- Data listing:
══════════════════════════════

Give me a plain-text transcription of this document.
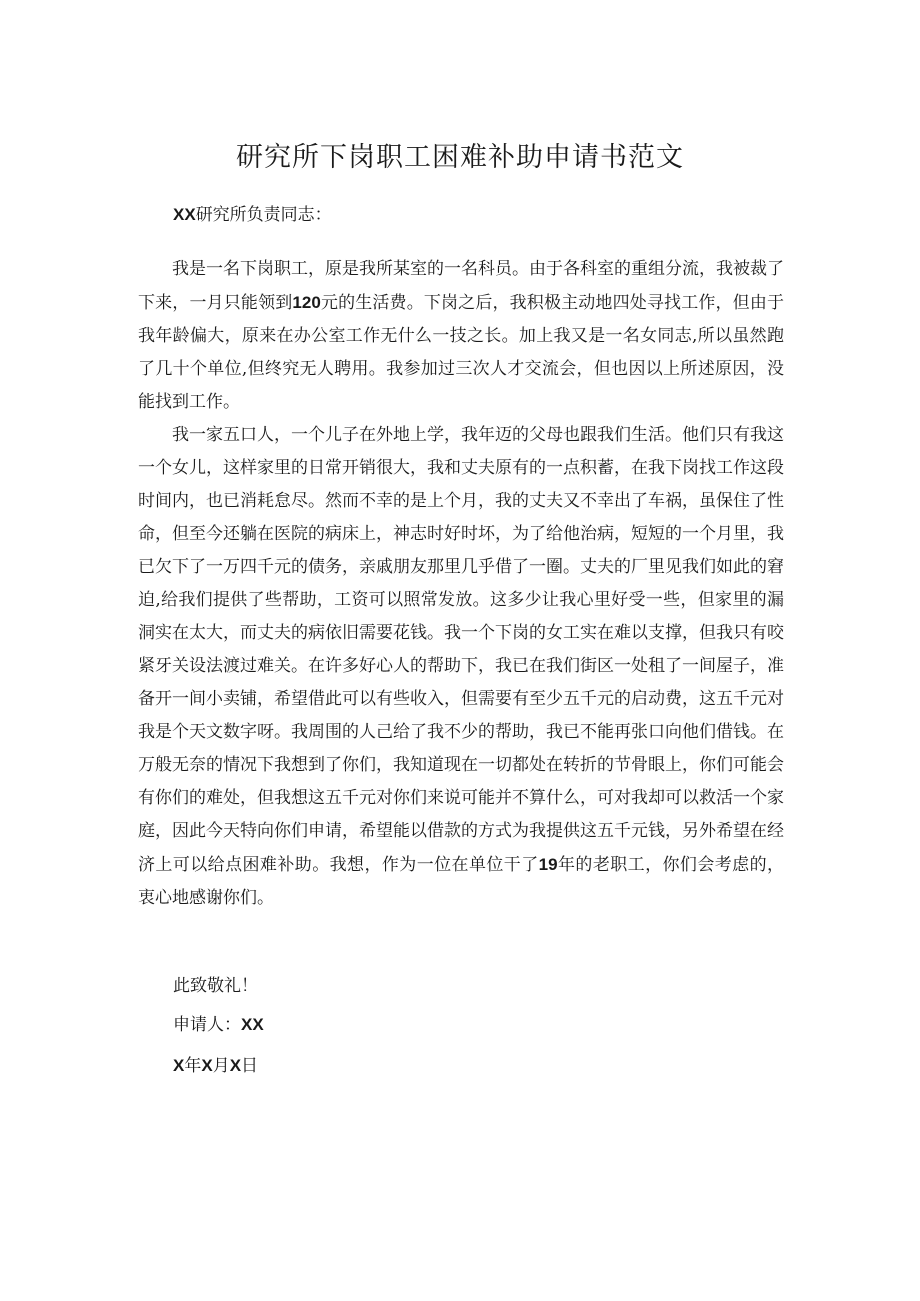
研究所下岗职工困难补助申请书范文

XX研究所负责同志：

我是一名下岗职工，原是我所某室的一名科员。由于各科室的重组分流，我被裁了下来，一月只能领到120元的生活费。下岗之后，我积极主动地四处寻找工作，但由于我年龄偏大，原来在办公室工作无什么一技之长。加上我又是一名女同志,所以虽然跑了几十个单位,但终究无人聘用。我参加过三次人才交流会，但也因以上所述原因，没能找到工作。

我一家五口人，一个儿子在外地上学，我年迈的父母也跟我们生活。他们只有我这一个女儿，这样家里的日常开销很大，我和丈夫原有的一点积蓄，在我下岗找工作这段时间内，也已消耗怠尽。然而不幸的是上个月，我的丈夫又不幸出了车祸，虽保住了性命，但至今还躺在医院的病床上，神志时好时坏，为了给他治病，短短的一个月里，我已欠下了一万四千元的债务，亲戚朋友那里几乎借了一圈。丈夫的厂里见我们如此的窘迫,给我们提供了些帮助，工资可以照常发放。这多少让我心里好受一些，但家里的漏洞实在太大，而丈夫的病依旧需要花钱。我一个下岗的女工实在难以支撑，但我只有咬紧牙关设法渡过难关。在许多好心人的帮助下，我已在我们街区一处租了一间屋子，准备开一间小卖铺，希望借此可以有些收入，但需要有至少五千元的启动费，这五千元对我是个天文数字呀。我周围的人己给了我不少的帮助，我已不能再张口向他们借钱。在万般无奈的情况下我想到了你们，我知道现在一切都处在转折的节骨眼上，你们可能会有你们的难处，但我想这五千元对你们来说可能并不算什么，可对我却可以救活一个家庭，因此今天特向你们申请，希望能以借款的方式为我提供这五千元钱，另外希望在经济上可以给点困难补助。我想，作为一位在单位干了19年的老职工，你们会考虑的，衷心地感谢你们。

此致敬礼！

申请人：XX

X年X月X日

══════════════════════════════

- Challenge: Copy out each line word for word, please, skipping the images.

- Exercise output:
Give me a plain-text transcription of this document.
研究所下岗职工困难补助申请书范文

XX研究所负责同志：

我是一名下岗职工，原是我所某室的一名科员。由于各科室的重组分流，我被裁了下来，一月只能领到120元的生活费。下岗之后，我积极主动地四处寻找工作，但由于我年龄偏大，原来在办公室工作无什么一技之长。加上我又是一名女同志,所以虽然跑了几十个单位,但终究无人聘用。我参加过三次人才交流会，但也因以上所述原因，没能找到工作。

我一家五口人，一个儿子在外地上学，我年迈的父母也跟我们生活。他们只有我这一个女儿，这样家里的日常开销很大，我和丈夫原有的一点积蓄，在我下岗找工作这段时间内，也已消耗怠尽。然而不幸的是上个月，我的丈夫又不幸出了车祸，虽保住了性命，但至今还躺在医院的病床上，神志时好时坏，为了给他治病，短短的一个月里，我已欠下了一万四千元的债务，亲戚朋友那里几乎借了一圈。丈夫的厂里见我们如此的窘迫,给我们提供了些帮助，工资可以照常发放。这多少让我心里好受一些，但家里的漏洞实在太大，而丈夫的病依旧需要花钱。我一个下岗的女工实在难以支撑，但我只有咬紧牙关设法渡过难关。在许多好心人的帮助下，我已在我们街区一处租了一间屋子，准备开一间小卖铺，希望借此可以有些收入，但需要有至少五千元的启动费，这五千元对我是个天文数字呀。我周围的人己给了我不少的帮助，我已不能再张口向他们借钱。在万般无奈的情况下我想到了你们，我知道现在一切都处在转折的节骨眼上，你们可能会有你们的难处，但我想这五千元对你们来说可能并不算什么，可对我却可以救活一个家庭，因此今天特向你们申请，希望能以借款的方式为我提供这五千元钱，另外希望在经济上可以给点困难补助。我想，作为一位在单位干了19年的老职工，你们会考虑的，衷心地感谢你们。

此致敬礼！

申请人：XX

X年X月X日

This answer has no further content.